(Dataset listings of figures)
***

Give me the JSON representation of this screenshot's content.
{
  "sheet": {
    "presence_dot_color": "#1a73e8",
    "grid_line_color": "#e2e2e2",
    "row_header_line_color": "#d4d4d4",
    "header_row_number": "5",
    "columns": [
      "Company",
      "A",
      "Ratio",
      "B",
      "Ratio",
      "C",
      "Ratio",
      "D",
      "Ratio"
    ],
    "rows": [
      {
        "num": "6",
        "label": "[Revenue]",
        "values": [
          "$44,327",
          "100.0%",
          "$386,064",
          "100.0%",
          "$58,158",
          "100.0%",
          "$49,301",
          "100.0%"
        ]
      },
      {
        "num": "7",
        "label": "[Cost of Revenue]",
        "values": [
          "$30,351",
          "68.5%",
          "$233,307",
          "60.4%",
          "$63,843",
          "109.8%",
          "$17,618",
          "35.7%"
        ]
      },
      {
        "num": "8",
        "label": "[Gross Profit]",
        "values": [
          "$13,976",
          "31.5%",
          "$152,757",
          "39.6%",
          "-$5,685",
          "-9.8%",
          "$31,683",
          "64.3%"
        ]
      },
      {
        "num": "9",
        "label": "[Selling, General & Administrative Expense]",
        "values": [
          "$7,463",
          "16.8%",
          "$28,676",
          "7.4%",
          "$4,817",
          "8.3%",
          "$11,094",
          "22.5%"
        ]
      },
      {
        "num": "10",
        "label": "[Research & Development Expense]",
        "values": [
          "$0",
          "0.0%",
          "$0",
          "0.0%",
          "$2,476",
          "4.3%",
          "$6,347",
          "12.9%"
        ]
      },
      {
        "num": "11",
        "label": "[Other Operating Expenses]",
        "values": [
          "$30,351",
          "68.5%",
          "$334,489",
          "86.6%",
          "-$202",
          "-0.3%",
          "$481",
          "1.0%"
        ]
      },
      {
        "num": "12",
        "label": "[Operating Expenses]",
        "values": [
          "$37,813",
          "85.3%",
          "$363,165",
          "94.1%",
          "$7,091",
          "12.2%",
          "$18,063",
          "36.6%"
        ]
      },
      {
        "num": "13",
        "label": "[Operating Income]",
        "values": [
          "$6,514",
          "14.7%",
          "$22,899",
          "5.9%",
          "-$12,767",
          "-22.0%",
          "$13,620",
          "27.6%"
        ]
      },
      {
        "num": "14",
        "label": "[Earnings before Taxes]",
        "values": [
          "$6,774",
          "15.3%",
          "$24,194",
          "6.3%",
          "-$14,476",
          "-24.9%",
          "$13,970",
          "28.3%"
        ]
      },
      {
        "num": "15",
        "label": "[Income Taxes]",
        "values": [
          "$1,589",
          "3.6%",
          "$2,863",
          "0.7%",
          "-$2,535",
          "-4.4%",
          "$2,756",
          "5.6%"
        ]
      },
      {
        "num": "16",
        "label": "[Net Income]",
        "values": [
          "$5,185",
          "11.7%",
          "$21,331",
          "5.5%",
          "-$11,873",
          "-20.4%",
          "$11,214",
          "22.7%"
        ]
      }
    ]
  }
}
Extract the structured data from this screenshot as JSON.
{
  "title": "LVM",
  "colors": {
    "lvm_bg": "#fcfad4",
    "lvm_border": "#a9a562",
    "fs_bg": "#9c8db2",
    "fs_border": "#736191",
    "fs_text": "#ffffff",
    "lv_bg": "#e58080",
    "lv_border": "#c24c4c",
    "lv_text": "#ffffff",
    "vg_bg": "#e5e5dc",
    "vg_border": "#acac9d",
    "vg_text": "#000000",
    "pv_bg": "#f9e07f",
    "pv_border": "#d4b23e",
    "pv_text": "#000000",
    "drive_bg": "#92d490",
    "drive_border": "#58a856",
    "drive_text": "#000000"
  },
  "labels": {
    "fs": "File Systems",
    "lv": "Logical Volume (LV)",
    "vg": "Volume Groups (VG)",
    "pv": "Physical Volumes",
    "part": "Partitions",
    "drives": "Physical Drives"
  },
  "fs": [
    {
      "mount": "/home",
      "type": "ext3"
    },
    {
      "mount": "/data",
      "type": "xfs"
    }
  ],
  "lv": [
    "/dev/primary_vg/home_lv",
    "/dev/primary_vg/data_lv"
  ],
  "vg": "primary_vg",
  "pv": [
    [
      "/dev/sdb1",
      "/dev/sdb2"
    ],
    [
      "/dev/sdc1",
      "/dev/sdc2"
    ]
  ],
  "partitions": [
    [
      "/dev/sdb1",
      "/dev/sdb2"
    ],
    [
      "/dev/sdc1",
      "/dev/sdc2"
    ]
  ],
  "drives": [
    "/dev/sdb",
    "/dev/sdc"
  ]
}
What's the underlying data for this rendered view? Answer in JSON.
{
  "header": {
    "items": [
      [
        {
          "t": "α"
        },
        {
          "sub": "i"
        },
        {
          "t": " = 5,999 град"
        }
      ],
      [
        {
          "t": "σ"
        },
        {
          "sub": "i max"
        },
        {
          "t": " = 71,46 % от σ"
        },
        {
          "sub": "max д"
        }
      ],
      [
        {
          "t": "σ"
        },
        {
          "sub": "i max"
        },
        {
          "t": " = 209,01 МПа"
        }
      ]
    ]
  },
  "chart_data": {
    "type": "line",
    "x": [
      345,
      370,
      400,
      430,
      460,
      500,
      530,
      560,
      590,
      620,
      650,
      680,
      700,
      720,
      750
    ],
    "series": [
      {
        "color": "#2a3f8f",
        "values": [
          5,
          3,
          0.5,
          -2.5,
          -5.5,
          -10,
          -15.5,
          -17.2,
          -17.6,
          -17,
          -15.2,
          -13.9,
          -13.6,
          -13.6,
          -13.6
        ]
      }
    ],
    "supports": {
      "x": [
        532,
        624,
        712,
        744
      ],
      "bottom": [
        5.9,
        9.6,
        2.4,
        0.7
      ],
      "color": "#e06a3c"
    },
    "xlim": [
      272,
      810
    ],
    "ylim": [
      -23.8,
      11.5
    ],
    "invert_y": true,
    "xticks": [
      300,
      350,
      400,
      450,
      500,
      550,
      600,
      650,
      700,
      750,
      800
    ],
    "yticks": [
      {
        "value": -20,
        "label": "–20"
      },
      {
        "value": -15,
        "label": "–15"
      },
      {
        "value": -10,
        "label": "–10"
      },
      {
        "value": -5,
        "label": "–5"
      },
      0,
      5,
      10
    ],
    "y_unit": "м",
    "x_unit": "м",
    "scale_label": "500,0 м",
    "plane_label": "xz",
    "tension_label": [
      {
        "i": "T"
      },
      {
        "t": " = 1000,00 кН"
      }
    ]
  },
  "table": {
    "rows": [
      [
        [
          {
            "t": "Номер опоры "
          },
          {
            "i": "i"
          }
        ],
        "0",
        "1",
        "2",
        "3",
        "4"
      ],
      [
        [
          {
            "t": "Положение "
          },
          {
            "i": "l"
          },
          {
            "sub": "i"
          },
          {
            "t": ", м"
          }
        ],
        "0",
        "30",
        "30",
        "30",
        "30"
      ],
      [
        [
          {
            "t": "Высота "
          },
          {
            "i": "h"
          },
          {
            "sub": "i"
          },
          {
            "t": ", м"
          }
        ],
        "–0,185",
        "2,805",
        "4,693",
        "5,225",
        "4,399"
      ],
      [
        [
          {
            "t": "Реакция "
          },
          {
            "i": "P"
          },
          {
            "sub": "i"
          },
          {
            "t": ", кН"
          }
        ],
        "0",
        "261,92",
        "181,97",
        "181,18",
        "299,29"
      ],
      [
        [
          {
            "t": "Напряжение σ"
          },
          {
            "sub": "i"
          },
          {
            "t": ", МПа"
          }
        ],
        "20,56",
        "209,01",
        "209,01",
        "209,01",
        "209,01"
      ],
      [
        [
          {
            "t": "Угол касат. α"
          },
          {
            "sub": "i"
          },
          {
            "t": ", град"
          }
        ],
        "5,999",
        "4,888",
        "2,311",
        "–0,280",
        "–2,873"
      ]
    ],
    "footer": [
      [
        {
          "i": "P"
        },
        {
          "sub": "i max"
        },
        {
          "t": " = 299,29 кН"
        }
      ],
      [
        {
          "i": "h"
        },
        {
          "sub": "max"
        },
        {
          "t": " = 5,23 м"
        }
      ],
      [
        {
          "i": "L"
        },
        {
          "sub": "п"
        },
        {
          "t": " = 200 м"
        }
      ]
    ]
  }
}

***

--- STATED EXERCISE ---
Select the lines that carry the string "Physical" and copy them.

--- ANSWER TO THIS TASK ---
    "pv": "Physical Volumes",
    "drives": "Physical Drives"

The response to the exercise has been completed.